* START Input for this task *

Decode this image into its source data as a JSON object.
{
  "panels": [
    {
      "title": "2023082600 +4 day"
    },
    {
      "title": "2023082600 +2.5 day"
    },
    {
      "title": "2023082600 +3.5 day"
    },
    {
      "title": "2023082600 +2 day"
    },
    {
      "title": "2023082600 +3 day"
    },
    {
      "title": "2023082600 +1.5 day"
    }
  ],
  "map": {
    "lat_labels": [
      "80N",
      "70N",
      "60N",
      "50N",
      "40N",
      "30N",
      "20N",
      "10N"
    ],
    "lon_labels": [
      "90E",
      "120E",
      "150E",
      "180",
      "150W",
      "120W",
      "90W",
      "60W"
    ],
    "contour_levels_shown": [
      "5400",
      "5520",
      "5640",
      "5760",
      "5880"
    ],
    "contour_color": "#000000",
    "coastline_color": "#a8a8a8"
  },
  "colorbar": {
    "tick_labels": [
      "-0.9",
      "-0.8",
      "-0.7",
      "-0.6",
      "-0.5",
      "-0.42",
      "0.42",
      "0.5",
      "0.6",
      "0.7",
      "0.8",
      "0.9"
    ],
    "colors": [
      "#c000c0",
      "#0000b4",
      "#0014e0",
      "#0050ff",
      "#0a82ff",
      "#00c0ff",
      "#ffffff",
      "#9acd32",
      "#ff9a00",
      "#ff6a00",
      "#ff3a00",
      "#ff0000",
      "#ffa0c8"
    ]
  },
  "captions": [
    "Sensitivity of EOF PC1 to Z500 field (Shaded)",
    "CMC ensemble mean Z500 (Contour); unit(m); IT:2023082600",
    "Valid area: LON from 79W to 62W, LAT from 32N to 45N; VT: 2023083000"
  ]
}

* END Input for this task *

__What the exercise asks__: Go through the records above and retype each one exactly.

__Complete response__:
Decode this image into its source data as a JSON object.
{
  "panels": [
    {
      "title": "2023082600 +4 day"
    },
    {
      "title": "2023082600 +2.5 day"
    },
    {
      "title": "2023082600 +3.5 day"
    },
    {
      "title": "2023082600 +2 day"
    },
    {
      "title": "2023082600 +3 day"
    },
    {
      "title": "2023082600 +1.5 day"
    }
  ],
  "map": {
    "lat_labels": [
      "80N",
      "70N",
      "60N",
      "50N",
      "40N",
      "30N",
      "20N",
      "10N"
    ],
    "lon_labels": [
      "90E",
      "120E",
      "150E",
      "180",
      "150W",
      "120W",
      "90W",
      "60W"
    ],
    "contour_levels_shown": [
      "5400",
      "5520",
      "5640",
      "5760",
      "5880"
    ],
    "contour_color": "#000000",
    "coastline_color": "#a8a8a8"
  },
  "colorbar": {
    "tick_labels": [
      "-0.9",
      "-0.8",
      "-0.7",
      "-0.6",
      "-0.5",
      "-0.42",
      "0.42",
      "0.5",
      "0.6",
      "0.7",
      "0.8",
      "0.9"
    ],
    "colors": [
      "#c000c0",
      "#0000b4",
      "#0014e0",
      "#0050ff",
      "#0a82ff",
      "#00c0ff",
      "#ffffff",
      "#9acd32",
      "#ff9a00",
      "#ff6a00",
      "#ff3a00",
      "#ff0000",
      "#ffa0c8"
    ]
  },
  "captions": [
    "Sensitivity of EOF PC1 to Z500 field (Shaded)",
    "CMC ensemble mean Z500 (Contour); unit(m); IT:2023082600",
    "Valid area: LON from 79W to 62W, LAT from 32N to 45N; VT: 2023083000"
  ]
}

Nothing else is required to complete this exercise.